[Stored records]
--------------------------------------------------
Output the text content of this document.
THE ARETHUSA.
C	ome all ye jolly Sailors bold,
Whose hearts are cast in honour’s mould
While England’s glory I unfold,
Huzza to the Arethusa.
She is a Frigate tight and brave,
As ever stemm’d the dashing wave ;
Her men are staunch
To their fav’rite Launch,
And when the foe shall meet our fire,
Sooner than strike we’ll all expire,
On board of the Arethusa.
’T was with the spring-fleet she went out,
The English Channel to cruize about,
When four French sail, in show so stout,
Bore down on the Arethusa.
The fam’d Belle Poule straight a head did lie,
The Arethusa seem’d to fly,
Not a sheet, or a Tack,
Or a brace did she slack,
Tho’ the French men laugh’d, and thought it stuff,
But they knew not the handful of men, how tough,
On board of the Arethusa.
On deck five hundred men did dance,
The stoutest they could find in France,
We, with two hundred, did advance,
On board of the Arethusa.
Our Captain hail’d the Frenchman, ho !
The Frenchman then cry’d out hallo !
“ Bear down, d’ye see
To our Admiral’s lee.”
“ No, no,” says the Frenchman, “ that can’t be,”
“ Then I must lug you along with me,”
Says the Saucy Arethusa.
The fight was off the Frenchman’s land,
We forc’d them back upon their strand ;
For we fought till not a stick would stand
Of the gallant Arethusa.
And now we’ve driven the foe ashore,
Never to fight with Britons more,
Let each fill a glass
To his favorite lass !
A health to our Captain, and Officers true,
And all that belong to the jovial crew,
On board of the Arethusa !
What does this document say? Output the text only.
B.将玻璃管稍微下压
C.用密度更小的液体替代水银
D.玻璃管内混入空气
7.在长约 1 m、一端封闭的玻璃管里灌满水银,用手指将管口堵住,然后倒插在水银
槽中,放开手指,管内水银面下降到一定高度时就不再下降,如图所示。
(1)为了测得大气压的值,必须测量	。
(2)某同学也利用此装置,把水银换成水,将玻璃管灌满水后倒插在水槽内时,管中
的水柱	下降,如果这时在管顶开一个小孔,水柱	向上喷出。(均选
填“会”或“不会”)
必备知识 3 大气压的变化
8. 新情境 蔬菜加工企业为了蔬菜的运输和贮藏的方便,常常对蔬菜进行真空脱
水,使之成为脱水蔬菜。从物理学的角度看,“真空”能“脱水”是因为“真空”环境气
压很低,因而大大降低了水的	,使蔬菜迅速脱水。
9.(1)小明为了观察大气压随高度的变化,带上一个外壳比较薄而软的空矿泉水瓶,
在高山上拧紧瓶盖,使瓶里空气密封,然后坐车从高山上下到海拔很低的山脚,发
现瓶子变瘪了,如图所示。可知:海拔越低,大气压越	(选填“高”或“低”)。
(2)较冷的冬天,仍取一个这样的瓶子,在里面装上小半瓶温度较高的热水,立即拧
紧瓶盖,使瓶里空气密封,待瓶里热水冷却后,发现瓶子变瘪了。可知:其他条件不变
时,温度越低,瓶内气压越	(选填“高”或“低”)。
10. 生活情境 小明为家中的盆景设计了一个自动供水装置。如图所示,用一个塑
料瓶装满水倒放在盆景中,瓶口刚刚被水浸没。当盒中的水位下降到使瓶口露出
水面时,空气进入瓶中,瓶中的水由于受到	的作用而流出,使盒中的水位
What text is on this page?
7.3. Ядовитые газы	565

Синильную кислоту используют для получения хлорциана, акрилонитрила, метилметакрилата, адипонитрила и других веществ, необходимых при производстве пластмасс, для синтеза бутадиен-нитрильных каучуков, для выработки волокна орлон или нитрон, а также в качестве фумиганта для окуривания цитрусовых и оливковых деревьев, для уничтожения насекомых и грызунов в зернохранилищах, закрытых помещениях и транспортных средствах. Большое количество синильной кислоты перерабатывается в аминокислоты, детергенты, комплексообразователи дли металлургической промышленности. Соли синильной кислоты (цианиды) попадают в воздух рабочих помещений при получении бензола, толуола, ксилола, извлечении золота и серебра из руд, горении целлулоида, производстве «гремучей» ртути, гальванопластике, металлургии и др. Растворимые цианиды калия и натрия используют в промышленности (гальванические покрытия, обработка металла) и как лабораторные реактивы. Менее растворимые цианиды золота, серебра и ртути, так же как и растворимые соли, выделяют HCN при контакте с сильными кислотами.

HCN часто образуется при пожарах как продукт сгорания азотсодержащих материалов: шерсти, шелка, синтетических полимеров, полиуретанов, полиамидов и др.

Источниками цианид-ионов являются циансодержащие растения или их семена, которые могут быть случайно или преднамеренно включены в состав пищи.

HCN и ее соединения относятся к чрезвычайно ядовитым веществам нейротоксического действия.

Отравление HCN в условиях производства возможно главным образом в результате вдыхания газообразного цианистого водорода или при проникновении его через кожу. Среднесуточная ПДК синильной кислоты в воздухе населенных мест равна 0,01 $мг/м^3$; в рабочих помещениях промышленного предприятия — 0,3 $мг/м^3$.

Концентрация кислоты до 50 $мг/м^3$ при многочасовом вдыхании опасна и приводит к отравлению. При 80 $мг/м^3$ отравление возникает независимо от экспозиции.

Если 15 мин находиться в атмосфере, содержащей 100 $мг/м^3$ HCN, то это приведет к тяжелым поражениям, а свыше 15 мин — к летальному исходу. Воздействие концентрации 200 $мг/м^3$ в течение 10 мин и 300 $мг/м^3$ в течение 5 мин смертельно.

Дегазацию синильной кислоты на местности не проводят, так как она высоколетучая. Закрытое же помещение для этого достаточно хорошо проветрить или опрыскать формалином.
--------------------------------------------------
Short task →
Take the listing above and set it down exactly.

Task solution →
Output the text content of this document.
THE ARETHUSA.
C	ome all ye jolly Sailors bold,
Whose hearts are cast in honour’s mould
While England’s glory I unfold,
Huzza to the Arethusa.
She is a Frigate tight and brave,
As ever stemm’d the dashing wave ;
Her men are staunch
To their fav’rite Launch,
And when the foe shall meet our fire,
Sooner than strike we’ll all expire,
On board of the Arethusa.
’T was with the spring-fleet she went out,
The English Channel to cruize about,
When four French sail, in show so stout,
Bore down on the Arethusa.
The fam’d Belle Poule straight a head did lie,
The Arethusa seem’d to fly,
Not a sheet, or a Tack,
Or a brace did she slack,
Tho’ the French men laugh’d, and thought it stuff,
But they knew not the handful of men, how tough,
On board of the Arethusa.
On deck five hundred men did dance,
The stoutest they could find in France,
We, with two hundred, did advance,
On board of the Arethusa.
Our Captain hail’d the Frenchman, ho !
The Frenchman then cry’d out hallo !
“ Bear down, d’ye see
To our Admiral’s lee.”
“ No, no,” says the Frenchman, “ that can’t be,”
“ Then I must lug you along with me,”
Says the Saucy Arethusa.
The fight was off the Frenchman’s land,
We forc’d them back upon their strand ;
For we fought till not a stick would stand
Of the gallant Arethusa.
And now we’ve driven the foe ashore,
Never to fight with Britons more,
Let each fill a glass
To his favorite lass !
A health to our Captain, and Officers true,
And all that belong to the jovial crew,
On board of the Arethusa !
What does this document say? Output the text only.
B.将玻璃管稍微下压
C.用密度更小的液体替代水银
D.玻璃管内混入空气
7.在长约 1 m、一端封闭的玻璃管里灌满水银,用手指将管口堵住,然后倒插在水银
槽中,放开手指,管内水银面下降到一定高度时就不再下降,如图所示。
(1)为了测得大气压的值,必须测量	。
(2)某同学也利用此装置,把水银换成水,将玻璃管灌满水后倒插在水槽内时,管中
的水柱	下降,如果这时在管顶开一个小孔,水柱	向上喷出。(均选
填“会”或“不会”)
必备知识 3 大气压的变化
8. 新情境 蔬菜加工企业为了蔬菜的运输和贮藏的方便,常常对蔬菜进行真空脱
水,使之成为脱水蔬菜。从物理学的角度看,“真空”能“脱水”是因为“真空”环境气
压很低,因而大大降低了水的	,使蔬菜迅速脱水。
9.(1)小明为了观察大气压随高度的变化,带上一个外壳比较薄而软的空矿泉水瓶,
在高山上拧紧瓶盖,使瓶里空气密封,然后坐车从高山上下到海拔很低的山脚,发
现瓶子变瘪了,如图所示。可知:海拔越低,大气压越	(选填“高”或“低”)。
(2)较冷的冬天,仍取一个这样的瓶子,在里面装上小半瓶温度较高的热水,立即拧
紧瓶盖,使瓶里空气密封,待瓶里热水冷却后,发现瓶子变瘪了。可知:其他条件不变
时,温度越低,瓶内气压越	(选填“高”或“低”)。
10. 生活情境 小明为家中的盆景设计了一个自动供水装置。如图所示,用一个塑
料瓶装满水倒放在盆景中,瓶口刚刚被水浸没。当盒中的水位下降到使瓶口露出
水面时,空气进入瓶中,瓶中的水由于受到	的作用而流出,使盒中的水位
What text is on this page?
7.3. Ядовитые газы	565

Синильную кислоту используют для получения хлорциана, акрилонитрила, метилметакрилата, адипонитрила и других веществ, необходимых при производстве пластмасс, для синтеза бутадиен-нитрильных каучуков, для выработки волокна орлон или нитрон, а также в качестве фумиганта для окуривания цитрусовых и оливковых деревьев, для уничтожения насекомых и грызунов в зернохранилищах, закрытых помещениях и транспортных средствах. Большое количество синильной кислоты перерабатывается в аминокислоты, детергенты, комплексообразователи дли металлургической промышленности. Соли синильной кислоты (цианиды) попадают в воздух рабочих помещений при получении бензола, толуола, ксилола, извлечении золота и серебра из руд, горении целлулоида, производстве «гремучей» ртути, гальванопластике, металлургии и др. Растворимые цианиды калия и натрия используют в промышленности (гальванические покрытия, обработка металла) и как лабораторные реактивы. Менее растворимые цианиды золота, серебра и ртути, так же как и растворимые соли, выделяют HCN при контакте с сильными кислотами.

HCN часто образуется при пожарах как продукт сгорания азотсодержащих материалов: шерсти, шелка, синтетических полимеров, полиуретанов, полиамидов и др.

Источниками цианид-ионов являются циансодержащие растения или их семена, которые могут быть случайно или преднамеренно включены в состав пищи.

HCN и ее соединения относятся к чрезвычайно ядовитым веществам нейротоксического действия.

Отравление HCN в условиях производства возможно главным образом в результате вдыхания газообразного цианистого водорода или при проникновении его через кожу. Среднесуточная ПДК синильной кислоты в воздухе населенных мест равна 0,01 $мг/м^3$; в рабочих помещениях промышленного предприятия — 0,3 $мг/м^3$.

Концентрация кислоты до 50 $мг/м^3$ при многочасовом вдыхании опасна и приводит к отравлению. При 80 $мг/м^3$ отравление возникает независимо от экспозиции.

Если 15 мин находиться в атмосфере, содержащей 100 $мг/м^3$ HCN, то это приведет к тяжелым поражениям, а свыше 15 мин — к летальному исходу. Воздействие концентрации 200 $мг/м^3$ в течение 10 мин и 300 $мг/м^3$ в течение 5 мин смертельно.

Дегазацию синильной кислоты на местности не проводят, так как она высоколетучая. Закрытое же помещение для этого достаточно хорошо проветрить или опрыскать формалином.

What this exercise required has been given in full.